— START OF RECORDS SHOWN —

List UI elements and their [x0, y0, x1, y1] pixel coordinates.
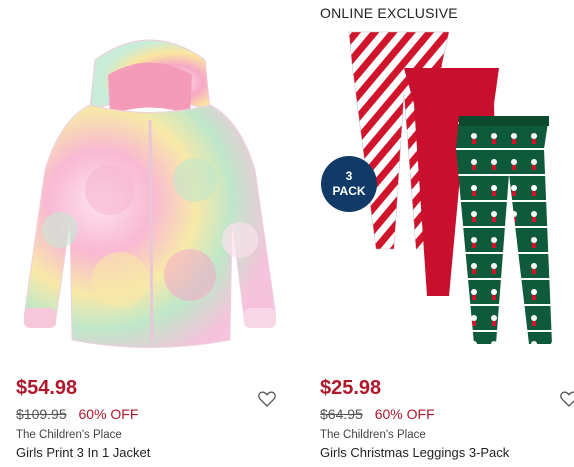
tie-dye-hooded-jacket-image — [24, 39, 276, 348]
online-exclusive-flag: ONLINE EXCLUSIVE — [320, 5, 458, 21]
heart-outline-icon[interactable] — [560, 391, 574, 407]
discount-label: 60% OFF — [374, 406, 435, 422]
price-row: $64.95 60% OFF — [320, 406, 435, 422]
svg-text:3: 3 — [346, 169, 353, 183]
brand-name: The Children's Place — [320, 429, 426, 441]
sale-price: $25.98 — [320, 377, 382, 399]
product-image-jacket[interactable] — [0, 20, 300, 360]
heart-outline-icon[interactable] — [258, 391, 276, 407]
original-price: $64.95 — [320, 406, 363, 422]
original-price: $109.95 — [16, 406, 67, 422]
christmas-leggings-image: 3 PACK — [321, 31, 552, 344]
svg-text:PACK: PACK — [332, 184, 365, 198]
product-name[interactable]: Girls Print 3 In 1 Jacket — [16, 445, 150, 460]
price-row: $109.95 60% OFF — [16, 406, 138, 422]
product-card-jacket[interactable]: $54.98 $109.95 60% OFF The Children's Pl… — [0, 0, 300, 467]
product-card-leggings[interactable]: ONLINE EXCLUSIVE 3 PACK $25.98 $64.95 60… — [304, 0, 574, 467]
product-name[interactable]: Girls Christmas Leggings 3-Pack — [320, 445, 509, 460]
discount-label: 60% OFF — [78, 406, 139, 422]
brand-name: The Children's Place — [16, 429, 122, 441]
sale-price: $54.98 — [16, 377, 78, 399]
product-image-leggings[interactable]: 3 PACK — [304, 24, 574, 364]
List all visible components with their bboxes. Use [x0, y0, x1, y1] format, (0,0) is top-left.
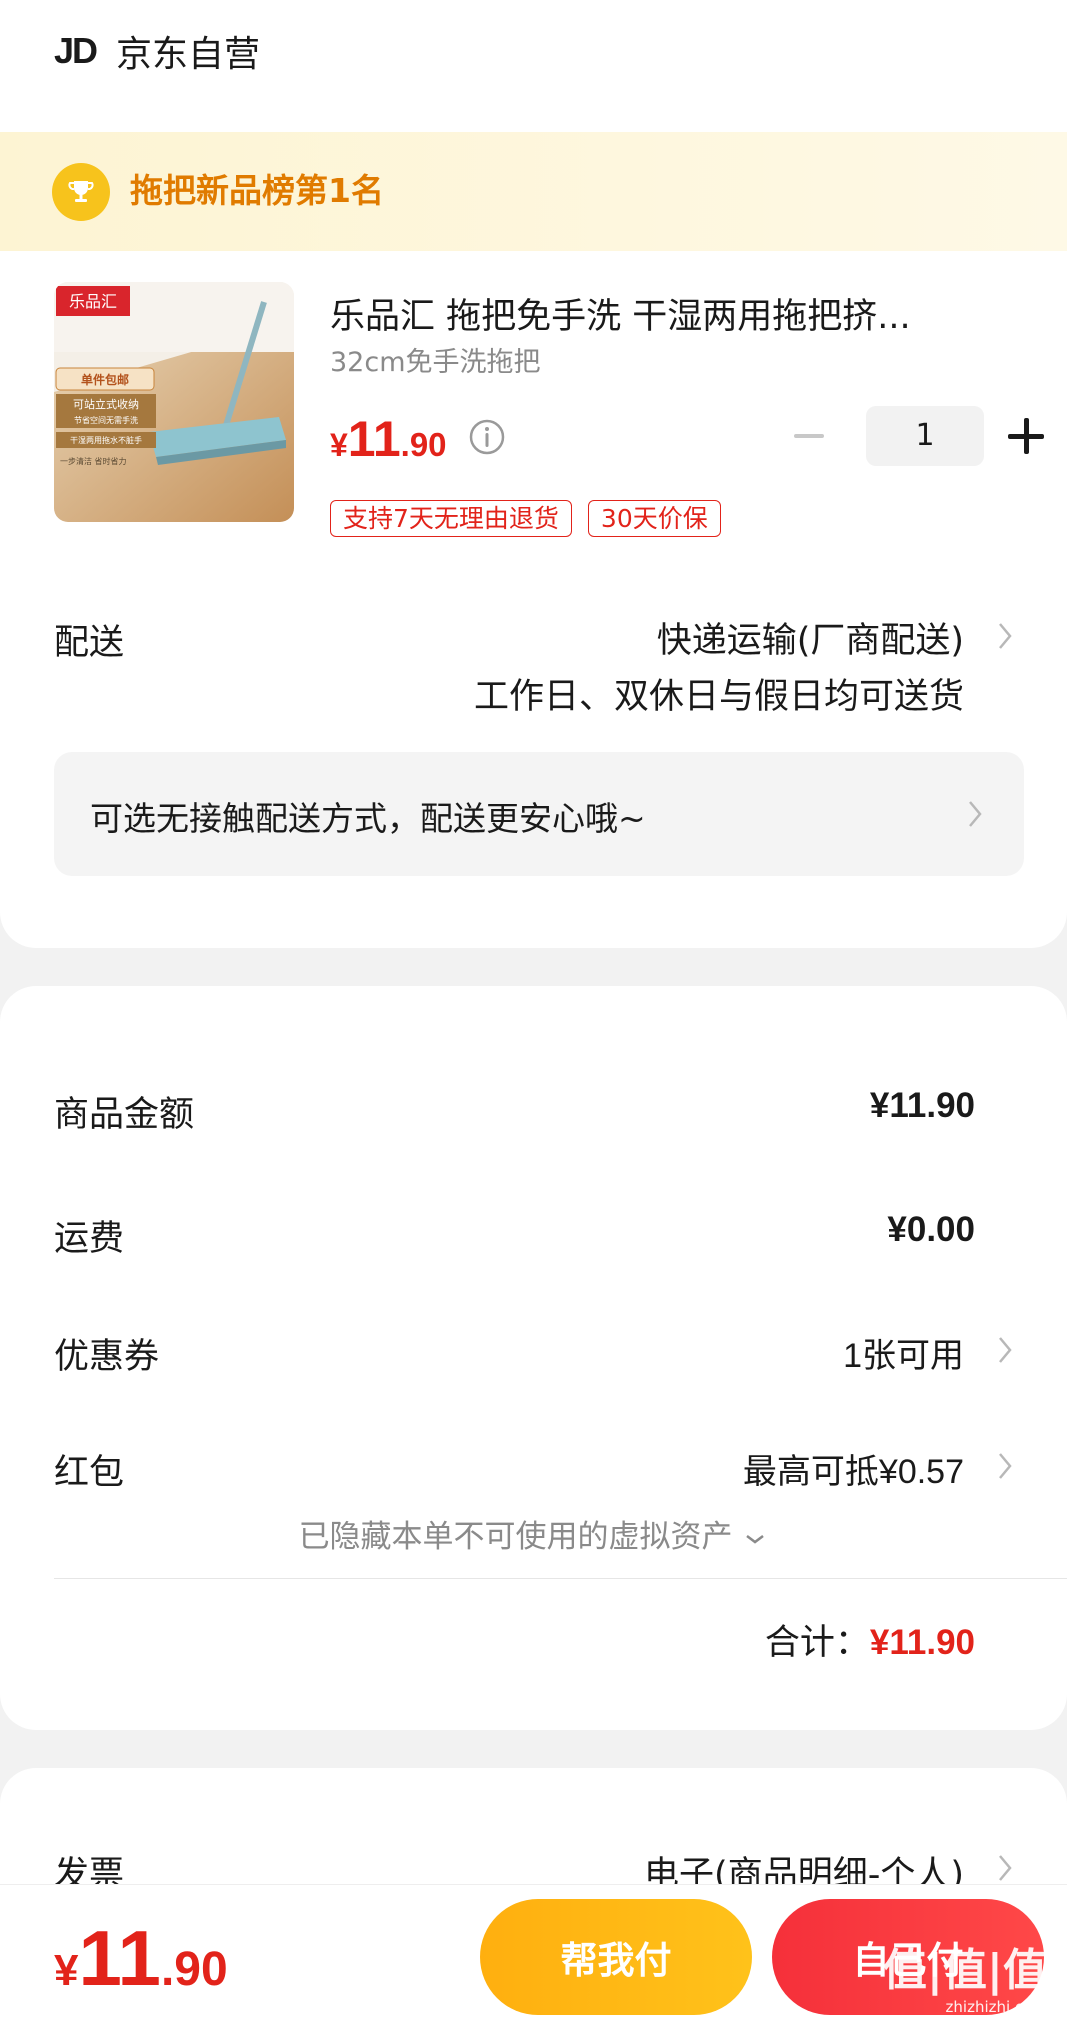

— END OF RECORDS SHOWN —

### CHALLENGE
Reproduce the saved entries above word for word, omitting the pictures.

### WRITTEN SOLUTION
List UI elements and their [x0, y0, x1, y1] pixel coordinates.
tie-dye-hooded-jacket-image — [24, 39, 276, 348]
online-exclusive-flag: ONLINE EXCLUSIVE — [320, 5, 458, 21]
heart-outline-icon[interactable] — [560, 391, 574, 407]
discount-label: 60% OFF — [374, 406, 435, 422]
price-row: $64.95 60% OFF — [320, 406, 435, 422]
svg-text:3: 3 — [346, 169, 353, 183]
brand-name: The Children's Place — [320, 429, 426, 441]
sale-price: $25.98 — [320, 377, 382, 399]
product-image-jacket[interactable] — [0, 20, 300, 360]
heart-outline-icon[interactable] — [258, 391, 276, 407]
original-price: $64.95 — [320, 406, 363, 422]
original-price: $109.95 — [16, 406, 67, 422]
christmas-leggings-image: 3 PACK — [321, 31, 552, 344]
svg-text:PACK: PACK — [332, 184, 365, 198]
product-name[interactable]: Girls Print 3 In 1 Jacket — [16, 445, 150, 460]
price-row: $109.95 60% OFF — [16, 406, 138, 422]
product-card-jacket[interactable]: $54.98 $109.95 60% OFF The Children's Pl… — [0, 0, 300, 467]
product-card-leggings[interactable]: ONLINE EXCLUSIVE 3 PACK $25.98 $64.95 60… — [304, 0, 574, 467]
product-name[interactable]: Girls Christmas Leggings 3-Pack — [320, 445, 509, 460]
discount-label: 60% OFF — [78, 406, 139, 422]
brand-name: The Children's Place — [16, 429, 122, 441]
sale-price: $54.98 — [16, 377, 78, 399]
product-image-leggings[interactable]: 3 PACK — [304, 24, 574, 364]
List all visible components with their bboxes. Use [x0, y0, x1, y1] format, (0,0) is top-left.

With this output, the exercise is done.